*Entries*:
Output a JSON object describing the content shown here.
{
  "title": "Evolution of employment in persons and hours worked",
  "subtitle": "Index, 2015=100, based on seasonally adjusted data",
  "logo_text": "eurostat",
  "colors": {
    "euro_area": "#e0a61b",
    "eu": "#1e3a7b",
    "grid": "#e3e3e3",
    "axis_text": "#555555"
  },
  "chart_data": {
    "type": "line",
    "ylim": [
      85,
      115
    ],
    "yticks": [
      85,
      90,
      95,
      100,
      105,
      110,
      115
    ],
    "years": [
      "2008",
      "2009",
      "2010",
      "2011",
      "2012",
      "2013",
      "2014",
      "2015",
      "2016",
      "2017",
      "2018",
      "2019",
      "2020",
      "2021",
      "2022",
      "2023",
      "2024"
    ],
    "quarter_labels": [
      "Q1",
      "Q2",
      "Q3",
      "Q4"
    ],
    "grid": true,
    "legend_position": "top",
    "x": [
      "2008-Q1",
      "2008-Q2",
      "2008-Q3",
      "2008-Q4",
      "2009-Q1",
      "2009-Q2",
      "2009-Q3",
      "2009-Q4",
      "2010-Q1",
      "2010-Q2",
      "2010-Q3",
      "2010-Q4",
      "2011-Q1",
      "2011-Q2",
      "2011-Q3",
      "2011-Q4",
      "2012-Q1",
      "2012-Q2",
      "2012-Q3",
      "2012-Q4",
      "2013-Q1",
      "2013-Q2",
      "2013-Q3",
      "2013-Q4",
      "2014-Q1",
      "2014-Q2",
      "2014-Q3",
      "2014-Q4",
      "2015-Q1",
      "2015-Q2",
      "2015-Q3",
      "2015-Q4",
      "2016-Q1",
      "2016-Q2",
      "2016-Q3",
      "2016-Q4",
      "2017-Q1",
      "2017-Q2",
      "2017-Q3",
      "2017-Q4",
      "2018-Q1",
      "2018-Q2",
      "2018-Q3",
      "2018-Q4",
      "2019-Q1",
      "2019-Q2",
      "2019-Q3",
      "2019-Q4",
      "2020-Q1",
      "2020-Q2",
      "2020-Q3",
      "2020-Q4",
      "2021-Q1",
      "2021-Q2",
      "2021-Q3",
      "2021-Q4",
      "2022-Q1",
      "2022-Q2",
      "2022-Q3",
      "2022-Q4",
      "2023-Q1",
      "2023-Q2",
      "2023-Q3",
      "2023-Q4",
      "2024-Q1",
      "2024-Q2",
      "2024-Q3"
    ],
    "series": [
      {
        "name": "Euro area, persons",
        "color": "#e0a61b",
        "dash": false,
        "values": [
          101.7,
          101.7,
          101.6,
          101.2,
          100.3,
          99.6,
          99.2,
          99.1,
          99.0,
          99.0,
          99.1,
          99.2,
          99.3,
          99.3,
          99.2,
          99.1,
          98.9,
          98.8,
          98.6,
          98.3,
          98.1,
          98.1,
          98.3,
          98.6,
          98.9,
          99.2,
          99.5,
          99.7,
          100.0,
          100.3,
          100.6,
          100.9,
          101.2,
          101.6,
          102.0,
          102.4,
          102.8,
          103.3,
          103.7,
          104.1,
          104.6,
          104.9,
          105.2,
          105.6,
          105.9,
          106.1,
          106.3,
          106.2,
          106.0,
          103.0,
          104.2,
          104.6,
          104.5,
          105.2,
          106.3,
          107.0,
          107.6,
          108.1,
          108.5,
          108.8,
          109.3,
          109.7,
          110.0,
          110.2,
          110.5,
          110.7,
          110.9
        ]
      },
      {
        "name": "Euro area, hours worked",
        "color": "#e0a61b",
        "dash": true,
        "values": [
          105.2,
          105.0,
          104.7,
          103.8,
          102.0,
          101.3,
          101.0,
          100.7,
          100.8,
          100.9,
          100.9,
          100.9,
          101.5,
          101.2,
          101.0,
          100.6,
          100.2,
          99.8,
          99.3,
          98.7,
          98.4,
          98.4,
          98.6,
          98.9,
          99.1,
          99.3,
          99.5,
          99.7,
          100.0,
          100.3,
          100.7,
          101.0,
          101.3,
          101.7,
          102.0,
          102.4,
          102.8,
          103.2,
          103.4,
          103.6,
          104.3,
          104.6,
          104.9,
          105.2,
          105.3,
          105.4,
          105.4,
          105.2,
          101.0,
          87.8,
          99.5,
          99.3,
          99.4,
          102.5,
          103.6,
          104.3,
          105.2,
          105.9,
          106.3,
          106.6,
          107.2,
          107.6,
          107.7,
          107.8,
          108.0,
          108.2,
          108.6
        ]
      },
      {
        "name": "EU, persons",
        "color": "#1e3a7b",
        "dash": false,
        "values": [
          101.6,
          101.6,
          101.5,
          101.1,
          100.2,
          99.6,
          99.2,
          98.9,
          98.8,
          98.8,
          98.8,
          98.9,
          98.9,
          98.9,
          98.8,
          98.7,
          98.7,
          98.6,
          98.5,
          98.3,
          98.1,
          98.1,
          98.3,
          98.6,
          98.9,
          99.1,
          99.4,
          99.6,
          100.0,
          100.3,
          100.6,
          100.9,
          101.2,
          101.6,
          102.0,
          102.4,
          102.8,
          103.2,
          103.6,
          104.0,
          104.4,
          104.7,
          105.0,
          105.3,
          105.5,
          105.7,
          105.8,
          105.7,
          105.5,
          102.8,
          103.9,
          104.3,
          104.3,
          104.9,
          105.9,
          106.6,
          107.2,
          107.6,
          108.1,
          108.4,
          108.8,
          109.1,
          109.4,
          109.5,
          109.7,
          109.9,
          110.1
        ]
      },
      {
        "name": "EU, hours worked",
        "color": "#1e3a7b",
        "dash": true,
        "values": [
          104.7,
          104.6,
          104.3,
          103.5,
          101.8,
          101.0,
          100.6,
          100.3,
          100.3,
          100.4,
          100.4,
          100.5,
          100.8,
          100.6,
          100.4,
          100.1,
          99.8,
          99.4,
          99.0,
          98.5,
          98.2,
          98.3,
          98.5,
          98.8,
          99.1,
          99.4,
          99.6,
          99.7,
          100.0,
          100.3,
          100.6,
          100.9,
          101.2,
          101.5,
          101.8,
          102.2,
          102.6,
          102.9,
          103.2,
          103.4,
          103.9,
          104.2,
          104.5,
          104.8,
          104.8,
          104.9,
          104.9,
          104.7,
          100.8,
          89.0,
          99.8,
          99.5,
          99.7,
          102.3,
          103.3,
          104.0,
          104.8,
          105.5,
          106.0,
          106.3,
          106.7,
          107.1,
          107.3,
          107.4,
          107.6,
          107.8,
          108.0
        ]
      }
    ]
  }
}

*Aim of the task*: Pick each line holding the word "name" out of the listing.

*Answer to this exercise*:
        "name": "Euro area, persons",
        "name": "Euro area, hours worked",
        "name": "EU, persons",
        "name": "EU, hours worked",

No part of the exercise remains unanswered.